*Material shown*.
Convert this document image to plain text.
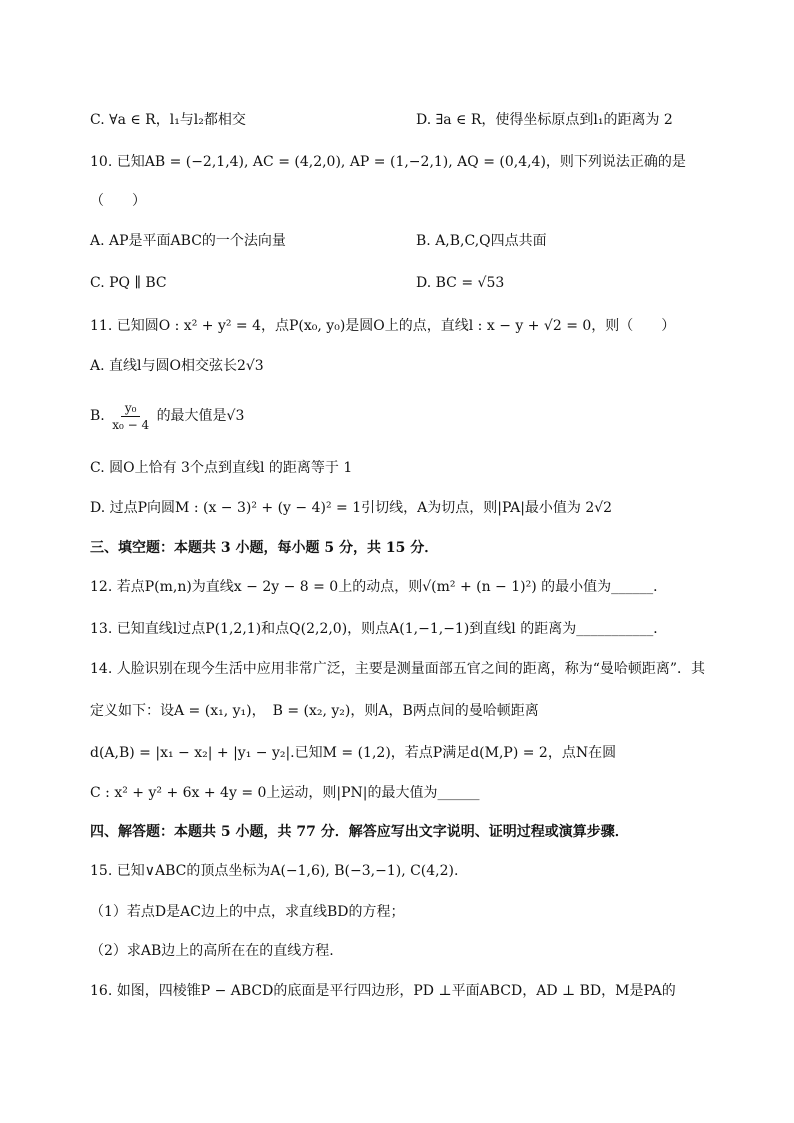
C. ∀a ∈ R，l₁与l₂都相交	D. ∃a ∈ R，使得坐标原点到l₁的距离为 2
10. 已知AB = (−2,1,4), AC = (4,2,0), AP = (1,−2,1), AQ = (0,4,4)，则下列说法正确的是
（　　）
A. AP是平面ABC的一个法向量	B. A,B,C,Q四点共面
C. PQ ∥ BC	D. BC = √53
11. 已知圆O : x² + y² = 4，点P(x₀, y₀)是圆O上的点，直线l : x − y + √2 = 0，则（　　）
A. 直线l与圆O相交弦长2√3
B. $\frac{\text{y₀}}{\text{x₀ − 4}}$ 的最大值是√3
C. 圆O上恰有 3个点到直线l 的距离等于 1
D. 过点P向圆M : (x − 3)² + (y − 4)² = 1引切线，A为切点，则|PA|最小值为 2√2
三、填空题：本题共 3 小题，每小题 5 分，共 15 分．
12. 若点P(m,n)为直线x − 2y − 8 = 0上的动点，则√(m² + (n − 1)²) 的最小值为______．
13. 已知直线l过点P(1,2,1)和点Q(2,2,0)，则点A(1,−1,−1)到直线l 的距离为___________．
14. 人脸识别在现今生活中应用非常广泛，主要是测量面部五官之间的距离，称为“曼哈顿距离”．其
定义如下：设A = (x₁, y₁)，　B = (x₂, y₂)，则A，B两点间的曼哈顿距离
d(A,B) = |x₁ − x₂| + |y₁ − y₂|.已知M = (1,2)，若点P满足d(M,P) = 2，点N在圆
C : x² + y² + 6x + 4y = 0上运动，则|PN|的最大值为______
四、解答题：本题共 5 小题，共 77 分．解答应写出文字说明、证明过程或演算步骤．
15. 已知∨ABC的顶点坐标为A(−1,6), B(−3,−1), C(4,2).
（1）若点D是AC边上的中点，求直线BD的方程；
（2）求AB边上的高所在在的直线方程.
16. 如图，四棱锥P − ABCD的底面是平行四边形，PD ⊥平面ABCD，AD ⊥ BD，M是PA的
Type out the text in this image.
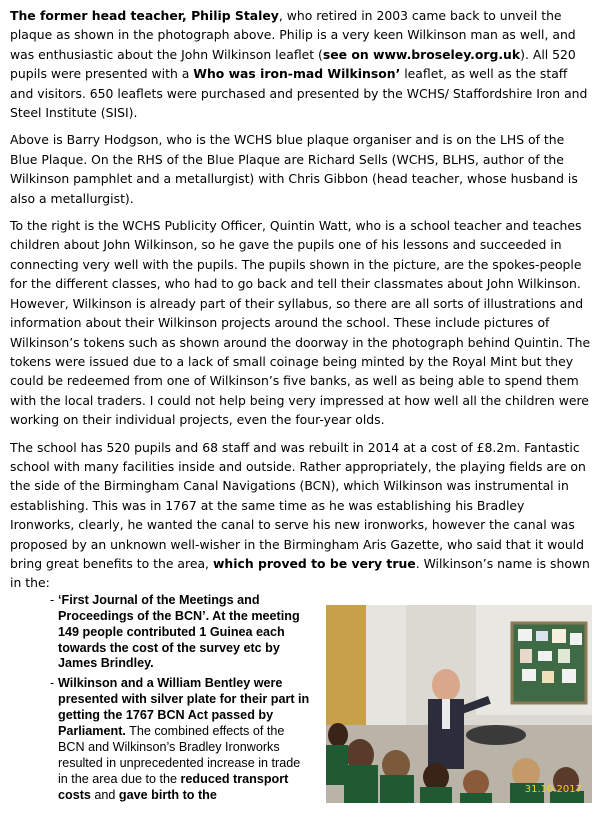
The former head teacher, Philip Staley, who retired in 2003 came back to unveil the plaque as shown in the photograph above. Philip is a very keen Wilkinson man as well, and was enthusiastic about the John Wilkinson leaflet (see on www.broseley.org.uk). All 520 pupils were presented with a Who was iron-mad Wilkinson’ leaflet, as well as the staff and visitors. 650 leaflets were purchased and presented by the WCHS/ Staffordshire Iron and Steel Institute (SISI).

Above is Barry Hodgson, who is the WCHS blue plaque organiser and is on the LHS of the Blue Plaque. On the RHS of the Blue Plaque are Richard Sells (WCHS, BLHS, author of the Wilkinson pamphlet and a metallurgist) with Chris Gibbon (head teacher, whose husband is also a metallurgist).

To the right is the WCHS Publicity Officer, Quintin Watt, who is a school teacher and teaches children about John Wilkinson, so he gave the pupils one of his lessons and succeeded in connecting very well with the pupils. The pupils shown in the picture, are the spokes-people for the different classes, who had to go back and tell their classmates about John Wilkinson. However, Wilkinson is already part of their syllabus, so there are all sorts of illustrations and information about their Wilkinson projects around the school. These include pictures of Wilkinson’s tokens such as shown around the doorway in the photograph behind Quintin. The tokens were issued due to a lack of small coinage being minted by the Royal Mint but they could be redeemed from one of Wilkinson’s five banks, as well as being able to spend them with the local traders. I could not help being very impressed at how well all the children were working on their individual projects, even the four-year olds.

The school has 520 pupils and 68 staff and was rebuilt in 2014 at a cost of £8.2m. Fantastic school with many facilities inside and outside. Rather appropriately, the playing fields are on the side of the Birmingham Canal Navigations (BCN), which Wilkinson was instrumental in establishing. This was in 1767 at the same time as he was establishing his Bradley Ironworks, clearly, he wanted the canal to serve his new ironworks, however the canal was proposed by an unknown well-wisher in the Birmingham Aris Gazette, who said that it would bring great benefits to the area, which proved to be very true. Wilkinson’s name is shown in the:

- ‘First Journal of the Meetings and Proceedings of the BCN’. At the meeting 149 people contributed 1 Guinea each towards the cost of the survey etc by James Brindley.
- Wilkinson and a William Bentley were presented with silver plate for their part in getting the 1767 BCN Act passed by Parliament. The combined effects of the BCN and Wilkinson’s Bradley Ironworks resulted in unprecedented increase in trade in the area due to the reduced transport costs and gave birth to the	31.10.2017
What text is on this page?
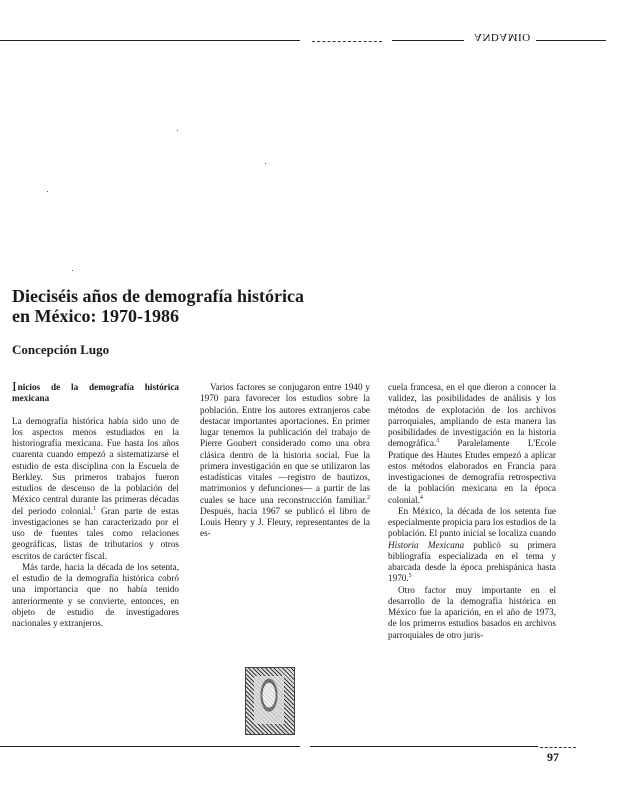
ANDAMIO
Dieciséis años de demografía histórica
en México: 1970-1986
Concepción Lugo

Inicios de la demografía histórica mexicana

La demografía histórica había sido uno de los aspectos menos estudiados en la historiografía mexicana. Fue hasta los años cuarenta cuando empezó a sistematizarse el estudio de esta disciplina con la Escuela de Berkley. Sus primeros trabajos fueron estudios de descenso de la población del México central durante las primeras décadas del periodo colonial.$^1$ Gran parte de estas investigaciones se han caracterizado por el uso de fuentes tales como relaciones geográficas, listas de tributarios y otros escritos de carácter fiscal.

Más tarde, hacia la década de los setenta, el estudio de la demografía histórica cobró una importancia que no había tenido anteriormente y se convierte, entonces, en objeto de estudio de investigadores nacionales y extranjeros.

Varios factores se conjugaron entre 1940 y 1970 para favorecer los estudios sobre la población. Entre los autores extranjeros cabe destacar importantes aportaciones. En primer lugar tenemos la publicación del trabajo de Pierre Goubert considerado como una obra clásica dentro de la historia social. Fue la primera investigación en que se utilizaron las estadísticas vitales —registro de bautizos, matrimonios y defunciones— a partir de las cuales se hace una reconstrucción familiar.$^2$ Después, hacia 1967 se publicó el libro de Louis Henry y J. Fleury, representantes de la es-

cuela francesa, en el que dieron a conocer la validez, las posibilidades de análisis y los métodos de explotación de los archivos parroquiales, ampliando de esta manera las posibilidades de investigación en la historia demográfica.$^3$ Paralelamente L'Ecole Pratique des Hautes Etudes empezó a aplicar estos métodos elaborados en Francia para investigaciones de demografía retrospectiva de la población mexicana en la época colonial.$^4$

En México, la década de los setenta fue especialmente propicia para los estudios de la población. El punto inicial se localiza cuando Historia Mexicana publicó su primera bibliografía especializada en el tema y abarcada desde la época prehispánica hasta 1970.$^5$

Otro factor muy importante en el desarrollo de la demografía histórica en México fue la aparición, en el año de 1973, de los primeros estudios basados en archivos parroquiales de otro juris-

97
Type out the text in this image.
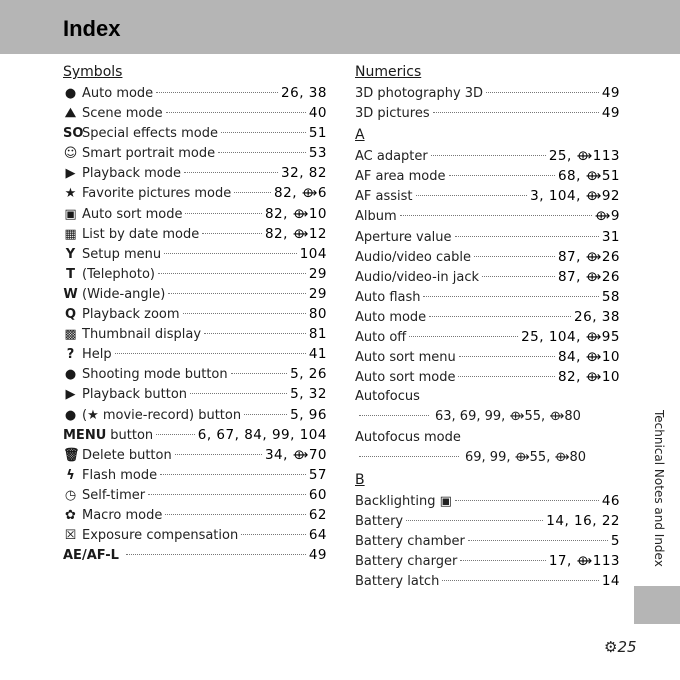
Index
Symbols
● Auto mode	26, 38
⛰ Scene mode	40
SO
Special effects mode	51
☺ Smart portrait mode	53
▶ Playback mode	32, 82
★ Favorite pictures mode	82, ⟴6
▣ Auto sort mode	82, ⟴10
▦ List by date mode	82, ⟴12
Y Setup menu	104
T (Telephoto)	29
W (Wide-angle)	29
Q Playback zoom	80
▩ Thumbnail display	81
? Help	41
● Shooting mode button	5, 26
▶ Playback button	5, 32
● (★ movie-record) button	5, 96
MENU button	6, 67, 84, 99, 104
🗑 Delete button	34, ⟴70
ϟ Flash mode	57
◷ Self-timer	60
✿ Macro mode	62
☒ Exposure compensation	64
AE/AF-L	49
Numerics
3D photography 3D	49
3D pictures	49
A
AC adapter	25, ⟴113
AF area mode	68, ⟴51
AF assist	3, 104, ⟴92
Album	⟴9
Aperture value	31
Audio/video cable	87, ⟴26
Audio/video-in jack	87, ⟴26
Auto flash	58
Auto mode	26, 38
Auto off	25, 104, ⟴95
Auto sort menu	84, ⟴10
Auto sort mode	82, ⟴10
Autofocus
63, 69, 99, ⟴55, ⟴80
Autofocus mode
69, 99, ⟴55, ⟴80
B
Backlighting ▣	46
Battery	14, 16, 22
Battery chamber	5
Battery charger	17, ⟴113
Battery latch	14
Technical Notes and Index
⚙25
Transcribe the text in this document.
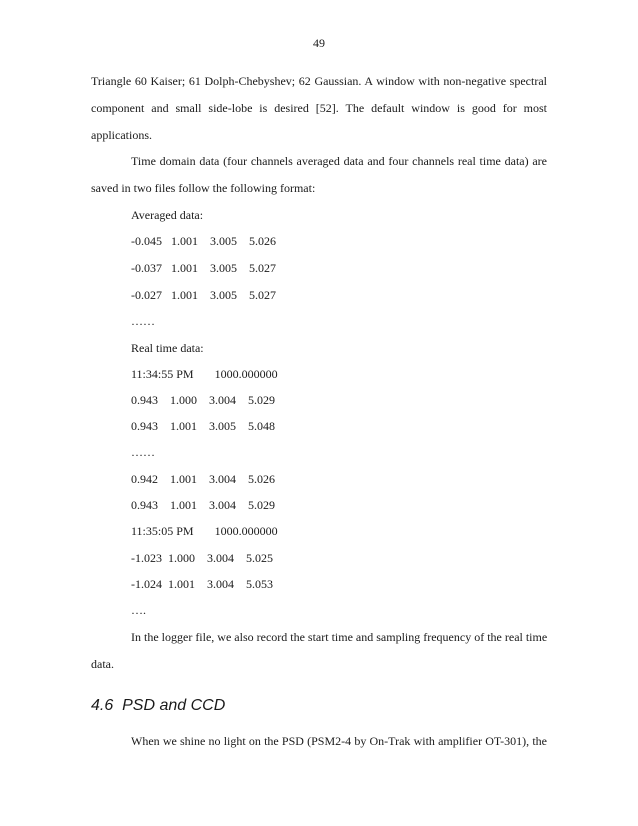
49
Triangle 60 Kaiser; 61 Dolph-Chebyshev; 62 Gaussian. A window with non-negative spectral
component and small side-lobe is desired [52]. The default window is good for most
applications.
Time domain data (four channels averaged data and four channels real time data) are
saved in two files follow the following format:
Averaged data:
-0.045   1.001    3.005    5.026
-0.037   1.001    3.005    5.027
-0.027   1.001    3.005    5.027
……
Real time data:
11:34:55 PM       1000.000000
0.943    1.000    3.004    5.029
0.943    1.001    3.005    5.048
……
0.942    1.001    3.004    5.026
0.943    1.001    3.004    5.029
11:35:05 PM       1000.000000
-1.023  1.000    3.004    5.025
-1.024  1.001    3.004    5.053
….
In the logger file, we also record the start time and sampling frequency of the real time
data.
4.6  PSD and CCD
When we shine no light on the PSD (PSM2-4 by On-Trak with amplifier OT-301), the
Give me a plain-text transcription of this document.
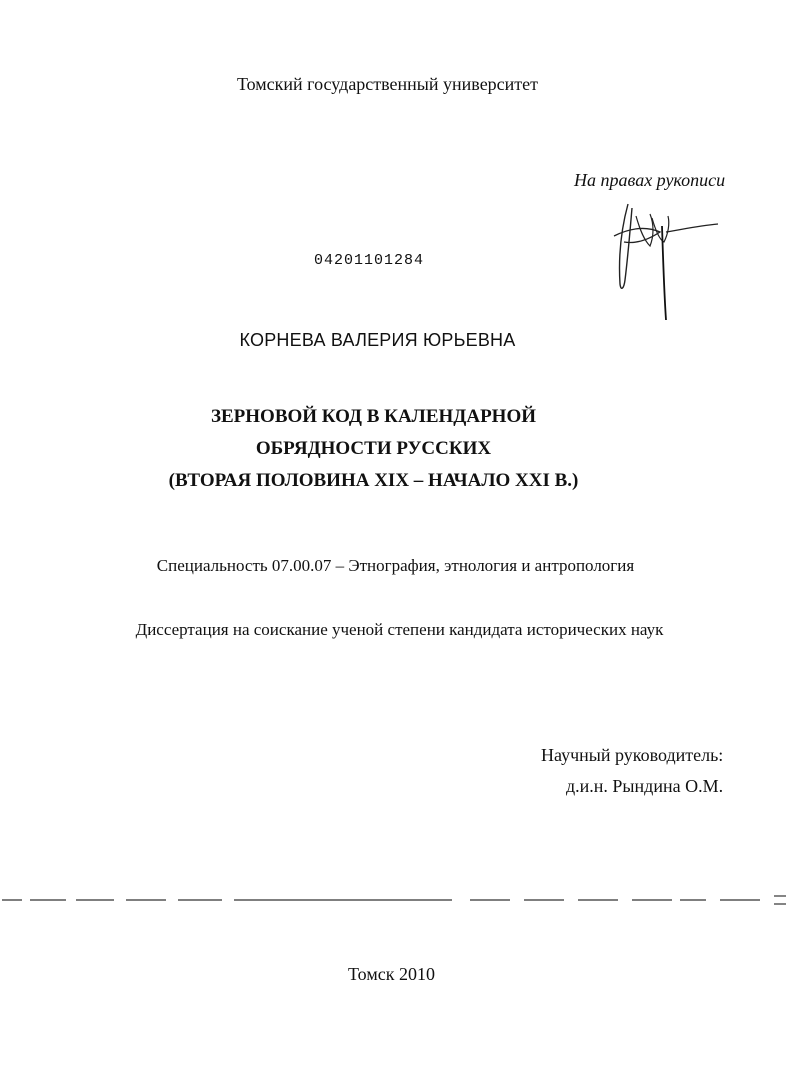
Томский государственный университет
На правах рукописи
04201101284
КОРНЕВА ВАЛЕРИЯ ЮРЬЕВНА
ЗЕРНОВОЙ КОД В КАЛЕНДАРНОЙ
ОБРЯДНОСТИ РУССКИХ
(ВТОРАЯ ПОЛОВИНА XIX – НАЧАЛО XXI В.)
Специальность 07.00.07 – Этнография, этнология и антропология
Диссертация на соискание ученой степени кандидата исторических наук
Научный руководитель:
д.и.н. Рындина О.М.
Томск 2010
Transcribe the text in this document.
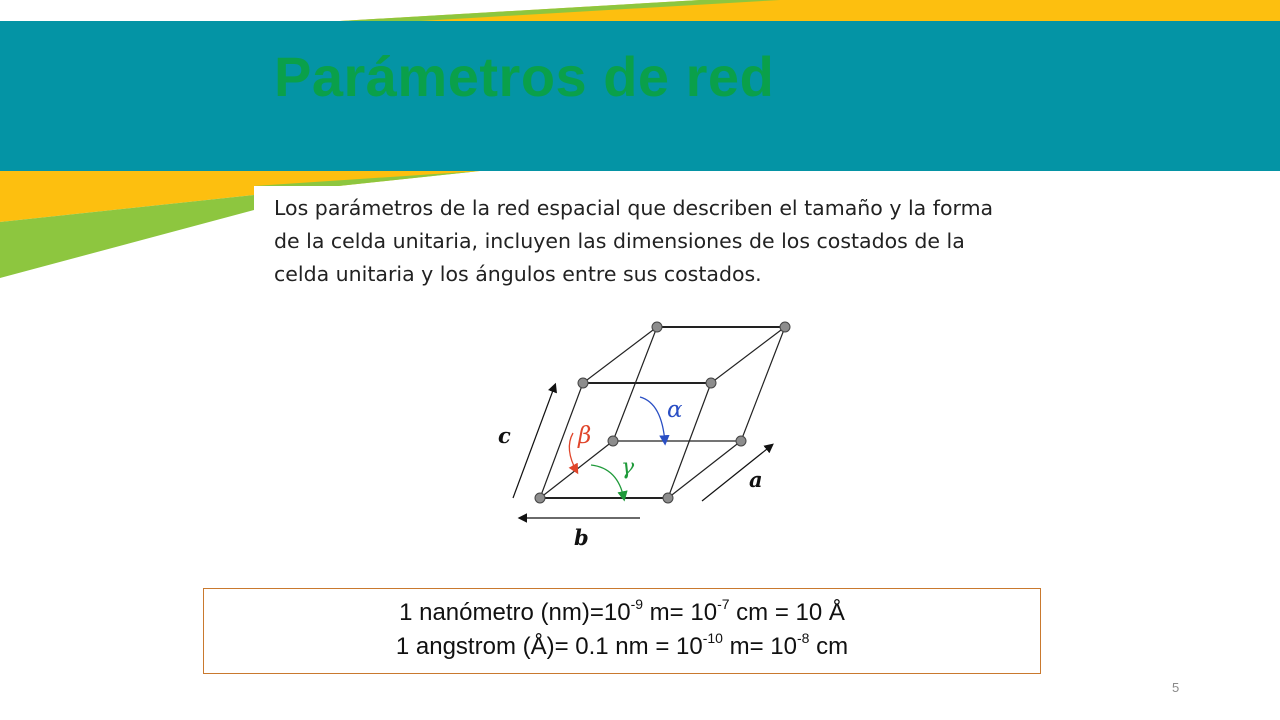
Parámetros de red

Los parámetros de la red espacial que describen el tamaño y la forma de la celda unitaria, incluyen las dimensiones de los costados de la celda unitaria y los ángulos entre sus costados.

c
b
a
α
β
γ
1 nanómetro $(nm)=10^{-9}$ $m= 10^{-7}$ cm = 10 Å
1 angstrom (Å)= 0.1 nm = $10^{-10}$ $m= 10^{-8}$ cm
5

*What to work on*. Pick out the lines containing the word "plain" and show them.

*Solution*.
Convert this document image to plain text.
Give me a plain-text transcription of this document.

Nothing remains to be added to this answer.